**RECORDED DATA:**
◇ ◇ ◇

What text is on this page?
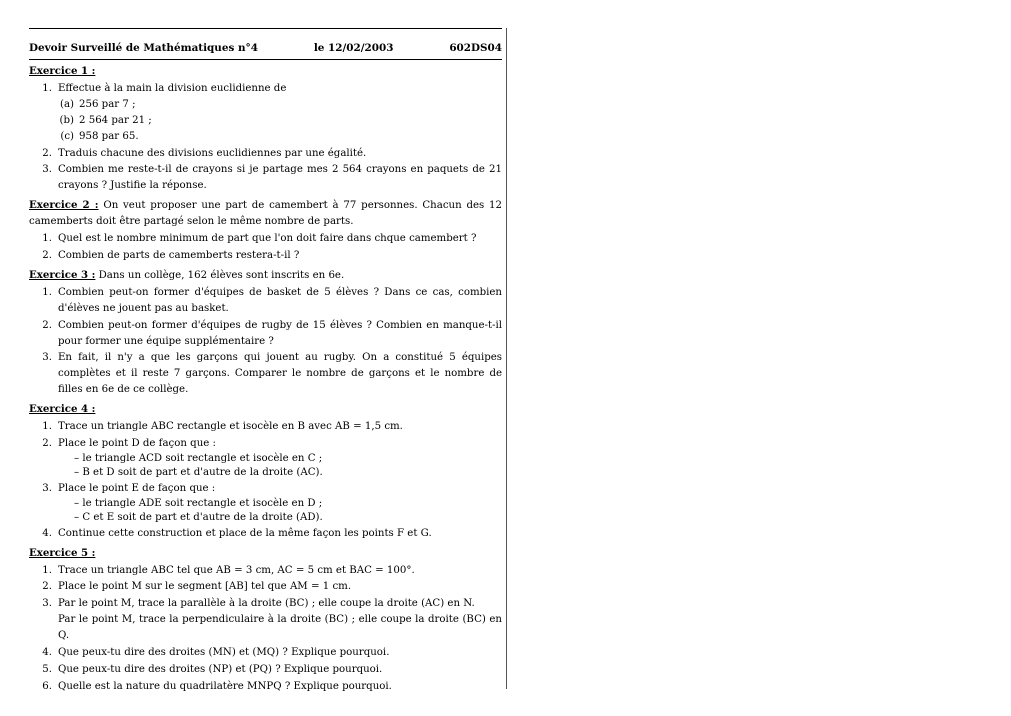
Devoir Surveillé de Mathématiques n°4	le 12/02/2003	602DS04
Exercice 1 :
1. Effectue à la main la division euclidienne de
(a) 256 par 7 ;
(b) 2 564 par 21 ;
(c) 958 par 65.
2. Traduis chacune des divisions euclidiennes par une égalité.
3. Combien me reste-t-il de crayons si je partage mes 2 564 crayons en paquets de 21 crayons ? Justifie la réponse.
Exercice 2 : On veut proposer une part de camembert à 77 personnes. Chacun des 12 camemberts doit être partagé selon le même nombre de parts.
1. Quel est le nombre minimum de part que l'on doit faire dans chque camembert ?
2. Combien de parts de camemberts restera-t-il ?
Exercice 3 : Dans un collège, 162 élèves sont inscrits en 6e.
1. Combien peut-on former d'équipes de basket de 5 élèves ? Dans ce cas, combien d'élèves ne jouent pas au basket.
2. Combien peut-on former d'équipes de rugby de 15 élèves ? Combien en manque-t-il pour former une équipe supplémentaire ?
3. En fait, il n'y a que les garçons qui jouent au rugby. On a constitué 5 équipes complètes et il reste 7 garçons. Comparer le nombre de garçons et le nombre de filles en 6e de ce collège.
Exercice 4 :
1. Trace un triangle ABC rectangle et isocèle en B avec AB = 1,5 cm.
2. Place le point D de façon que :
– le triangle ACD soit rectangle et isocèle en C ;
– B et D soit de part et d'autre de la droite (AC).
3. Place le point E de façon que :
– le triangle ADE soit rectangle et isocèle en D ;
– C et E soit de part et d'autre de la droite (AD).
4. Continue cette construction et place de la même façon les points F et G.
Exercice 5 :
1. Trace un triangle ABC tel que AB = 3 cm, AC = 5 cm et BAC = 100°.
2. Place le point M sur le segment [AB] tel que AM = 1 cm.
3. Par le point M, trace la parallèle à la droite (BC) ; elle coupe la droite (AC) en N.
Par le point M, trace la perpendiculaire à la droite (BC) ; elle coupe la droite (BC) en Q.
4. Que peux-tu dire des droites (MN) et (MQ) ? Explique pourquoi.
5. Que peux-tu dire des droites (NP) et (PQ) ? Explique pourquoi.
6. Quelle est la nature du quadrilatère MNPQ ? Explique pourquoi.
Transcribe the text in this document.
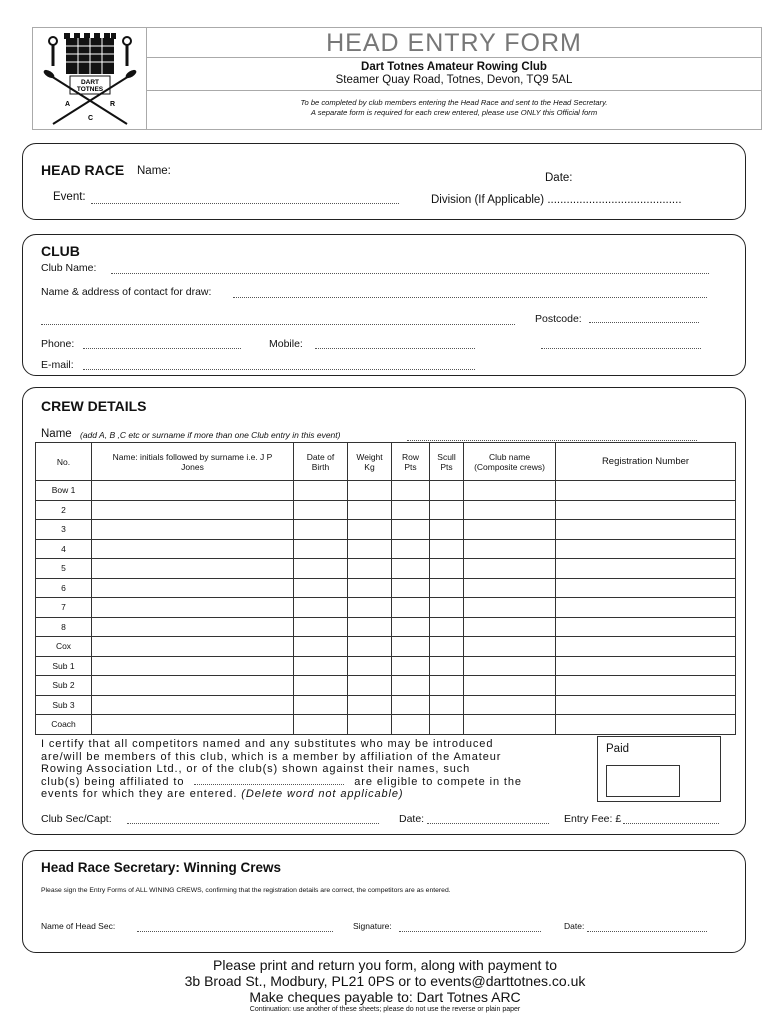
DART
TOTNES
A	R
C
HEAD ENTRY FORM
Dart Totnes Amateur Rowing Club
Steamer Quay Road, Totnes, Devon, TQ9 5AL
To be completed by club members entering the Head Race and sent to the Head Secretary.
A separate form is required for each crew entered, please use ONLY this Official form
HEAD RACE Name:
Date:
Event:	Division (If Applicable) ..........................................
CLUB
Club Name:
Name & address of contact for draw:
Postcode:
Phone:	Mobile:
E-mail:
CREW DETAILS
Name (add A, B ,C etc or surname if more than one Club entry in this event)
No.	Name: initials followed by surname i.e. J P Jones	Date of Birth	Weight Kg	Row Pts	Scull Pts	Club name (Composite crews)	Registration Number
Bow 1							
2							
3							
4							
5							
6							
7							
8							
Cox							
Sub 1							
Sub 2							
Sub 3							
Coach							
I certify that all competitors named and any substitutes who may be introduced
are/will be members of this club, which is a member by affiliation of the Amateur
Rowing Association Ltd., or of the club(s) shown against their names, such
club(s) being affiliated to	are eligible to compete in the
events for which they are entered. (Delete word not applicable)
Paid
Club Sec/Capt:	Date:	Entry Fee: £
Head Race Secretary: Winning Crews
Please sign the Entry Forms of ALL WINING CREWS, confirming that the registration details are correct, the competitors are as entered.
Name of Head Sec:	Signature:	Date:
Please print and return you form, along with payment to
3b Broad St., Modbury, PL21 0PS or to events@darttotnes.co.uk
Make cheques payable to: Dart Totnes ARC
Continuation: use another of these sheets; please do not use the reverse or plain paper
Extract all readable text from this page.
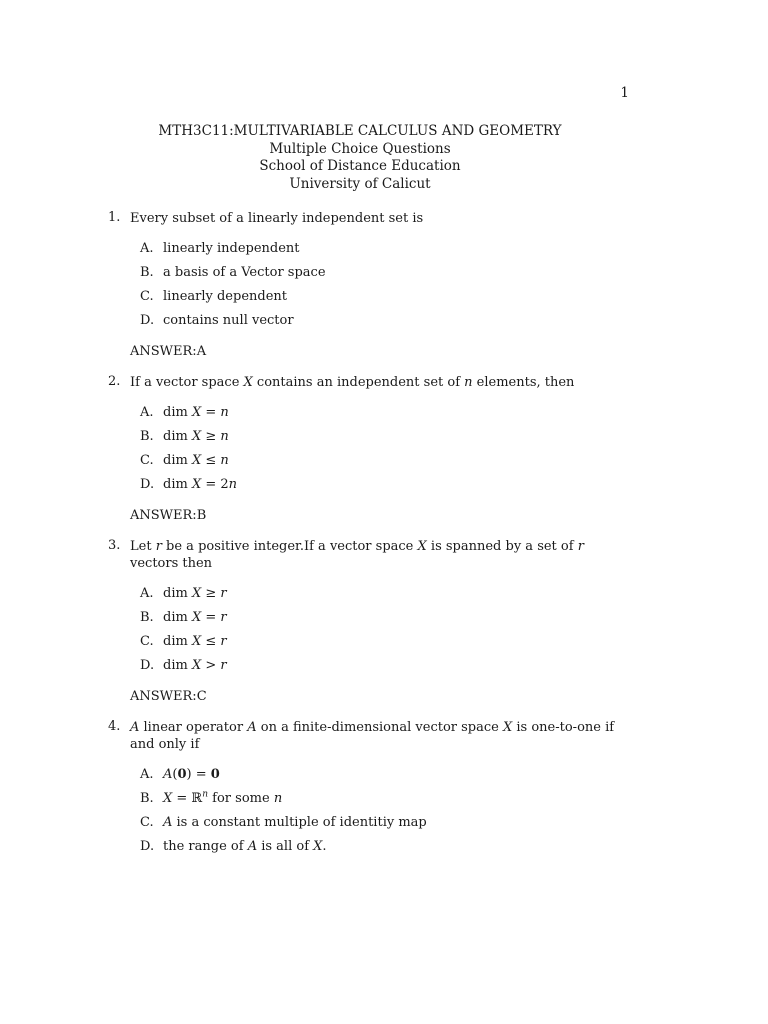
1
MTH3C11:MULTIVARIABLE CALCULUS AND GEOMETRY
Multiple Choice Questions
School of Distance Education
University of Calicut
1. Every subset of a linearly independent set is
A. linearly independent
B. a basis of a Vector space
C. linearly dependent
D. contains null vector
ANSWER:A
2. If a vector space X contains an independent set of n elements, then
A. dim X = n
B. dim X ≥ n
C. dim X ≤ n
D. dim X = 2n
ANSWER:B
3. Let r be a positive integer.If a vector space X is spanned by a set of r vectors then
A. dim X ≥ r
B. dim X = r
C. dim X ≤ r
D. dim X > r
ANSWER:C
4. A linear operator A on a finite-dimensional vector space X is one-to-one if and only if
A. A(0) = 0
B. X = ℝ$^n$ for some n
C. A is a constant multiple of identitiy map
D. the range of A is all of X.
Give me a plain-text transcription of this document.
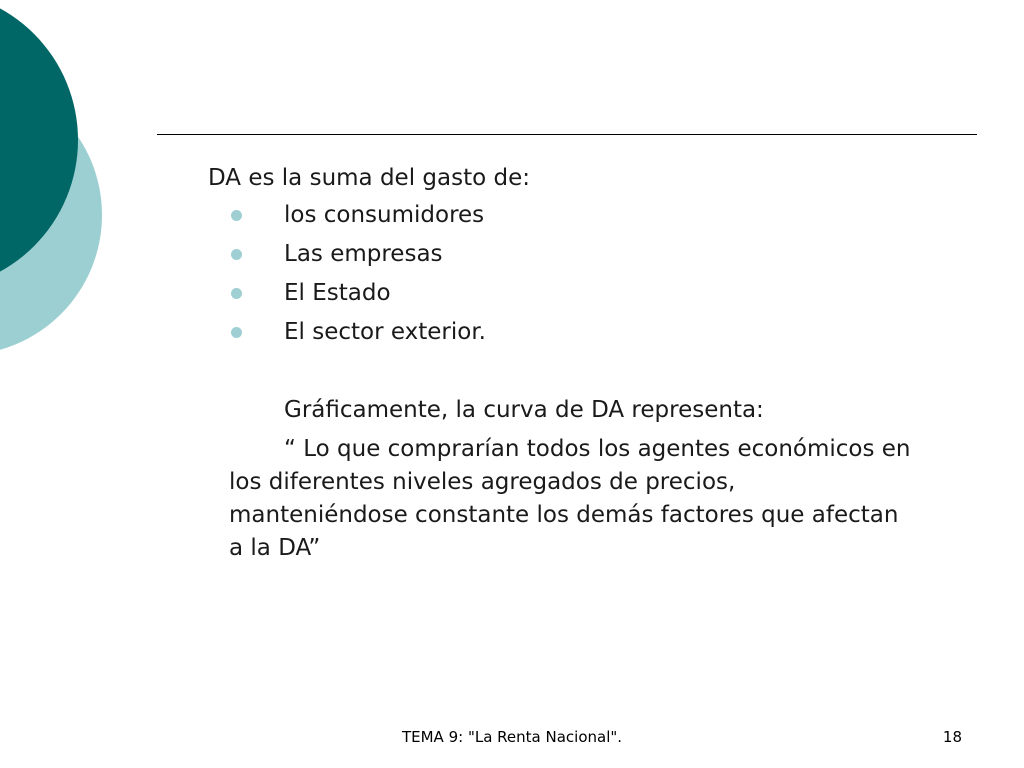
DA es la suma del gasto de:
los consumidores
Las empresas
El Estado
El sector exterior.
Gráficamente, la curva de DA representa:
“ Lo que comprarían todos los agentes económicos en los diferentes niveles agregados de precios, manteniéndose constante los demás factores que afectan a la DA”
TEMA 9: "La Renta Nacional".	18
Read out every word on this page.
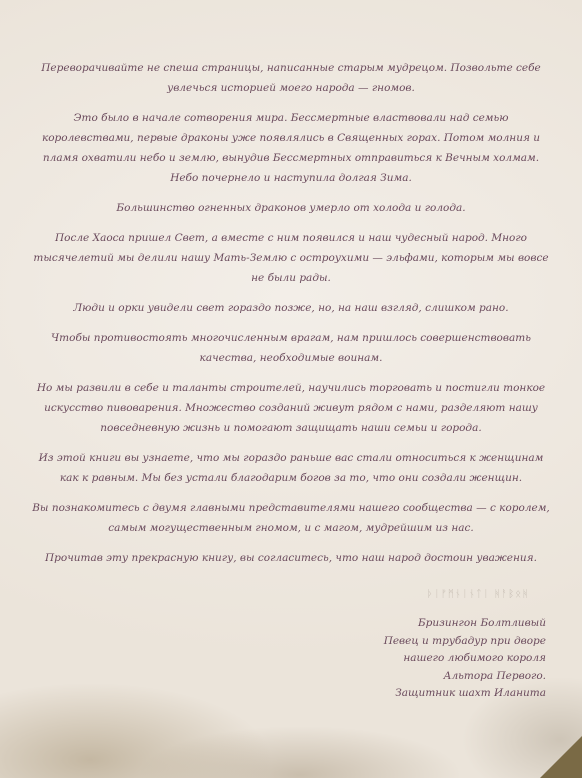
Переворачивайте не спеша страницы, написанные старым мудрецом. Позвольте себе увлечься историей моего народа — гномов.

Это было в начале сотворения мира. Бессмертные властвовали над семью королевствами, первые драконы уже появлялись в Священных горах. Потом молния и пламя охватили небо и землю, вынудив Бессмертных отправиться к Вечным холмам. Небо почернело и наступила долгая Зима.

Большинство огненных драконов умерло от холода и голода.

После Хаоса пришел Свет, а вместе с ним появился и наш чудесный народ. Много тысячелетий мы делили нашу Мать-Землю с остроухими — эльфами, которым мы вовсе не были рады.

Люди и орки увидели свет гораздо позже, но, на наш взгляд, слишком рано.

Чтобы противостоять многочисленным врагам, нам пришлось совершенствовать качества, необходимые воинам.

Но мы развили в себе и таланты строителей, научились торговать и постигли тонкое искусство пивоварения. Множество созданий живут рядом с нами, разделяют нашу повседневную жизнь и помогают защищать наши семьи и города.

Из этой книги вы узнаете, что мы гораздо раньше вас стали относиться к женщинам как к равным. Мы без устали благодарим богов за то, что они создали женщин.

Вы познакомитесь с двумя главными представителями нашего сообщества — с королем, самым могущественным гномом, и с магом, мудрейшим из нас.

Прочитав эту прекрасную книгу, вы согласитесь, что наш народ достоин уважения.

ᚦᛁᚠᛗᚾᛁᚾᛏᛁ ᚻᚨᛒᛟᚻ
Бризингон Болтливый
Певец и трубадур при дворе
нашего любимого короля
Альтора Первого.
Защитник шахт Иланита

◇ ◇ ◇

**THE EXERCISE:**
The entries above should be reproduced exactly, without their pictures.

**THE RESPONSE:**
What text is on this page?
Devoir Surveillé de Mathématiques n°4	le 12/02/2003	602DS04
Exercice 1 :
1. Effectue à la main la division euclidienne de
(a) 256 par 7 ;
(b) 2 564 par 21 ;
(c) 958 par 65.
2. Traduis chacune des divisions euclidiennes par une égalité.
3. Combien me reste-t-il de crayons si je partage mes 2 564 crayons en paquets de 21 crayons ? Justifie la réponse.
Exercice 2 : On veut proposer une part de camembert à 77 personnes. Chacun des 12 camemberts doit être partagé selon le même nombre de parts.
1. Quel est le nombre minimum de part que l'on doit faire dans chque camembert ?
2. Combien de parts de camemberts restera-t-il ?
Exercice 3 : Dans un collège, 162 élèves sont inscrits en 6e.
1. Combien peut-on former d'équipes de basket de 5 élèves ? Dans ce cas, combien d'élèves ne jouent pas au basket.
2. Combien peut-on former d'équipes de rugby de 15 élèves ? Combien en manque-t-il pour former une équipe supplémentaire ?
3. En fait, il n'y a que les garçons qui jouent au rugby. On a constitué 5 équipes complètes et il reste 7 garçons. Comparer le nombre de garçons et le nombre de filles en 6e de ce collège.
Exercice 4 :
1. Trace un triangle ABC rectangle et isocèle en B avec AB = 1,5 cm.
2. Place le point D de façon que :
– le triangle ACD soit rectangle et isocèle en C ;
– B et D soit de part et d'autre de la droite (AC).
3. Place le point E de façon que :
– le triangle ADE soit rectangle et isocèle en D ;
– C et E soit de part et d'autre de la droite (AD).
4. Continue cette construction et place de la même façon les points F et G.
Exercice 5 :
1. Trace un triangle ABC tel que AB = 3 cm, AC = 5 cm et BAC = 100°.
2. Place le point M sur le segment [AB] tel que AM = 1 cm.
3. Par le point M, trace la parallèle à la droite (BC) ; elle coupe la droite (AC) en N.
Par le point M, trace la perpendiculaire à la droite (BC) ; elle coupe la droite (BC) en Q.
4. Que peux-tu dire des droites (MN) et (MQ) ? Explique pourquoi.
5. Que peux-tu dire des droites (NP) et (PQ) ? Explique pourquoi.
6. Quelle est la nature du quadrilatère MNPQ ? Explique pourquoi.
Transcribe the text in this document.
DART
TOTNES
A	R
C
HEAD ENTRY FORM
Dart Totnes Amateur Rowing Club
Steamer Quay Road, Totnes, Devon, TQ9 5AL
To be completed by club members entering the Head Race and sent to the Head Secretary.
A separate form is required for each crew entered, please use ONLY this Official form
HEAD RACE Name:
Date:
Event:	Division (If Applicable) ..........................................
CLUB
Club Name:
Name & address of contact for draw:
Postcode:
Phone:	Mobile:
E-mail:
CREW DETAILS
Name (add A, B ,C etc or surname if more than one Club entry in this event)
No.	Name: initials followed by surname i.e. J P Jones	Date of Birth	Weight Kg	Row Pts	Scull Pts	Club name (Composite crews)	Registration Number
Bow 1							
2							
3							
4							
5							
6							
7							
8							
Cox							
Sub 1							
Sub 2							
Sub 3							
Coach							
I certify that all competitors named and any substitutes who may be introduced
are/will be members of this club, which is a member by affiliation of the Amateur
Rowing Association Ltd., or of the club(s) shown against their names, such
club(s) being affiliated to	are eligible to compete in the
events for which they are entered. (Delete word not applicable)
Paid
Club Sec/Capt:	Date:	Entry Fee: £
Head Race Secretary: Winning Crews
Please sign the Entry Forms of ALL WINING CREWS, confirming that the registration details are correct, the competitors are as entered.
Name of Head Sec:	Signature:	Date:
Please print and return you form, along with payment to
3b Broad St., Modbury, PL21 0PS or to events@darttotnes.co.uk
Make cheques payable to: Dart Totnes ARC
Continuation: use another of these sheets; please do not use the reverse or plain paper
Extract all readable text from this page.
1
MTH3C11:MULTIVARIABLE CALCULUS AND GEOMETRY
Multiple Choice Questions
School of Distance Education
University of Calicut
1. Every subset of a linearly independent set is
A. linearly independent
B. a basis of a Vector space
C. linearly dependent
D. contains null vector
ANSWER:A
2. If a vector space X contains an independent set of n elements, then
A. dim X = n
B. dim X ≥ n
C. dim X ≤ n
D. dim X = 2n
ANSWER:B
3. Let r be a positive integer.If a vector space X is spanned by a set of r vectors then
A. dim X ≥ r
B. dim X = r
C. dim X ≤ r
D. dim X > r
ANSWER:C
4. A linear operator A on a finite-dimensional vector space X is one-to-one if and only if
A. A(0) = 0
B. X = ℝ$^n$ for some n
C. A is a constant multiple of identitiy map
D. the range of A is all of X.
Give me a plain-text transcription of this document.
DA es la suma del gasto de:
los consumidores
Las empresas
El Estado
El sector exterior.
Gráficamente, la curva de DA representa:
“ Lo que comprarían todos los agentes económicos en los diferentes niveles agregados de precios, manteniéndose constante los demás factores que afectan a la DA”
TEMA 9: "La Renta Nacional".	18
Read out every word on this page.
Переворачивайте не спеша страницы, написанные старым мудрецом. Позвольте себе увлечься историей моего народа — гномов.

Это было в начале сотворения мира. Бессмертные властвовали над семью королевствами, первые драконы уже появлялись в Священных горах. Потом молния и пламя охватили небо и землю, вынудив Бессмертных отправиться к Вечным холмам. Небо почернело и наступила долгая Зима.

Большинство огненных драконов умерло от холода и голода.

После Хаоса пришел Свет, а вместе с ним появился и наш чудесный народ. Много тысячелетий мы делили нашу Мать-Землю с остроухими — эльфами, которым мы вовсе не были рады.

Люди и орки увидели свет гораздо позже, но, на наш взгляд, слишком рано.

Чтобы противостоять многочисленным врагам, нам пришлось совершенствовать качества, необходимые воинам.

Но мы развили в себе и таланты строителей, научились торговать и постигли тонкое искусство пивоварения. Множество созданий живут рядом с нами, разделяют нашу повседневную жизнь и помогают защищать наши семьи и города.

Из этой книги вы узнаете, что мы гораздо раньше вас стали относиться к женщинам как к равным. Мы без устали благодарим богов за то, что они создали женщин.

Вы познакомитесь с двумя главными представителями нашего сообщества — с королем, самым могущественным гномом, и с магом, мудрейшим из нас.

Прочитав эту прекрасную книгу, вы согласитесь, что наш народ достоин уважения.

ᚦᛁᚠᛗᚾᛁᚾᛏᛁ ᚻᚨᛒᛟᚻ
Бризингон Болтливый
Певец и трубадур при дворе
нашего любимого короля
Альтора Первого.
Защитник шахт Иланита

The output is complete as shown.